Objective
Repeat the records word for word, swapping every "compass-letter" for "compass-label".

════════════════

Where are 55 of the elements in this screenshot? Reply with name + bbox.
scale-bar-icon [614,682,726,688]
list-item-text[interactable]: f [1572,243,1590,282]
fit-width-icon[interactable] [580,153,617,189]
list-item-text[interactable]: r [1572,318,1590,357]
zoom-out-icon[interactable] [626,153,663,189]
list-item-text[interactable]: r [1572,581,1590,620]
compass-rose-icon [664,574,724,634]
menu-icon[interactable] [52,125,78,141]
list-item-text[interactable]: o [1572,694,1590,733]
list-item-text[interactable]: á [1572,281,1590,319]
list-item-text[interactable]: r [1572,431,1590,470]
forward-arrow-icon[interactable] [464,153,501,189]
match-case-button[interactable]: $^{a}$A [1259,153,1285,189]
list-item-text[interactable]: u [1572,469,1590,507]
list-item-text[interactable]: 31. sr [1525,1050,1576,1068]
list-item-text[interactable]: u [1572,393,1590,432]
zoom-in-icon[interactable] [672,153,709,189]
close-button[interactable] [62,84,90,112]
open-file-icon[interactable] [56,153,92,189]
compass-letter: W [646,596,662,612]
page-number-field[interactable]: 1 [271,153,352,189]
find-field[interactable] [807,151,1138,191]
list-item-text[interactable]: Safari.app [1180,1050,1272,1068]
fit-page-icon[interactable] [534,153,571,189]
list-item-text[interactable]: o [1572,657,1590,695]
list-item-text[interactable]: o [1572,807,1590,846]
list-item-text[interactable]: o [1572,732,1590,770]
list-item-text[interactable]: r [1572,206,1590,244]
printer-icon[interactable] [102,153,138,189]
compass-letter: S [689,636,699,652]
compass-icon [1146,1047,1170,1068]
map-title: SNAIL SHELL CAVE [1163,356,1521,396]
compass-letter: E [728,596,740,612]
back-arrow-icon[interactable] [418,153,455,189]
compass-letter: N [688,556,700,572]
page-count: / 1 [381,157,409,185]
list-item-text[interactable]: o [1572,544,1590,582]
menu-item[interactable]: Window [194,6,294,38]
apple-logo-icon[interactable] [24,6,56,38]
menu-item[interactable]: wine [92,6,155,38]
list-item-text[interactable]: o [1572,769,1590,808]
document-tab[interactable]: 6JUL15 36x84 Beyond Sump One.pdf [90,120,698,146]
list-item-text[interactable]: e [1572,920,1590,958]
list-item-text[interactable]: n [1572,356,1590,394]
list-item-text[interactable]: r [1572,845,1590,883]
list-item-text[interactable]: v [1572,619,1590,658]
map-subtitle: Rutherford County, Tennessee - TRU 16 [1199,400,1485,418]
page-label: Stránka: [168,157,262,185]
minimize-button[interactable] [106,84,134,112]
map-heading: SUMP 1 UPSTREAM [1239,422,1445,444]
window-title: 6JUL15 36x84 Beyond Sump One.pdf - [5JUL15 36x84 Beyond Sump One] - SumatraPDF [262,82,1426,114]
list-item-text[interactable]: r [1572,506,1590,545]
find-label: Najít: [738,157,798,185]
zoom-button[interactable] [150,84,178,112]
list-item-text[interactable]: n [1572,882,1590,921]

════════════════

Result for this exercise
Where are 55 of the elements in this screenshot? Reply with name + bbox.
scale-bar-icon [614,682,726,688]
list-item-text[interactable]: f [1572,243,1590,282]
fit-width-icon[interactable] [580,153,617,189]
list-item-text[interactable]: r [1572,318,1590,357]
zoom-out-icon[interactable] [626,153,663,189]
list-item-text[interactable]: r [1572,581,1590,620]
compass-rose-icon [664,574,724,634]
menu-icon[interactable] [52,125,78,141]
list-item-text[interactable]: o [1572,694,1590,733]
list-item-text[interactable]: á [1572,281,1590,319]
list-item-text[interactable]: r [1572,431,1590,470]
forward-arrow-icon[interactable] [464,153,501,189]
match-case-button[interactable]: $^{a}$A [1259,153,1285,189]
list-item-text[interactable]: u [1572,469,1590,507]
list-item-text[interactable]: 31. sr [1525,1050,1576,1068]
list-item-text[interactable]: u [1572,393,1590,432]
zoom-in-icon[interactable] [672,153,709,189]
close-button[interactable] [62,84,90,112]
open-file-icon[interactable] [56,153,92,189]
compass-label: W [646,596,662,612]
page-number-field[interactable]: 1 [271,153,352,189]
find-field[interactable] [807,151,1138,191]
list-item-text[interactable]: Safari.app [1180,1050,1272,1068]
fit-page-icon[interactable] [534,153,571,189]
list-item-text[interactable]: o [1572,657,1590,695]
list-item-text[interactable]: o [1572,807,1590,846]
list-item-text[interactable]: o [1572,732,1590,770]
list-item-text[interactable]: r [1572,206,1590,244]
printer-icon[interactable] [102,153,138,189]
compass-label: S [689,636,699,652]
compass-icon [1146,1047,1170,1068]
map-title: SNAIL SHELL CAVE [1163,356,1521,396]
compass-label: E [728,596,740,612]
back-arrow-icon[interactable] [418,153,455,189]
compass-label: N [688,556,700,572]
page-count: / 1 [381,157,409,185]
list-item-text[interactable]: o [1572,544,1590,582]
menu-item[interactable]: Window [194,6,294,38]
apple-logo-icon[interactable] [24,6,56,38]
menu-item[interactable]: wine [92,6,155,38]
list-item-text[interactable]: o [1572,769,1590,808]
document-tab[interactable]: 6JUL15 36x84 Beyond Sump One.pdf [90,120,698,146]
list-item-text[interactable]: e [1572,920,1590,958]
list-item-text[interactable]: n [1572,356,1590,394]
list-item-text[interactable]: r [1572,845,1590,883]
list-item-text[interactable]: v [1572,619,1590,658]
map-subtitle: Rutherford County, Tennessee - TRU 16 [1199,400,1485,418]
page-label: Stránka: [168,157,262,185]
minimize-button[interactable] [106,84,134,112]
map-heading: SUMP 1 UPSTREAM [1239,422,1445,444]
window-title: 6JUL15 36x84 Beyond Sump One.pdf - [5JUL15 36x84 Beyond Sump One] - SumatraPDF [262,82,1426,114]
list-item-text[interactable]: r [1572,506,1590,545]
find-label: Najít: [738,157,798,185]
zoom-button[interactable] [150,84,178,112]
list-item-text[interactable]: n [1572,882,1590,921]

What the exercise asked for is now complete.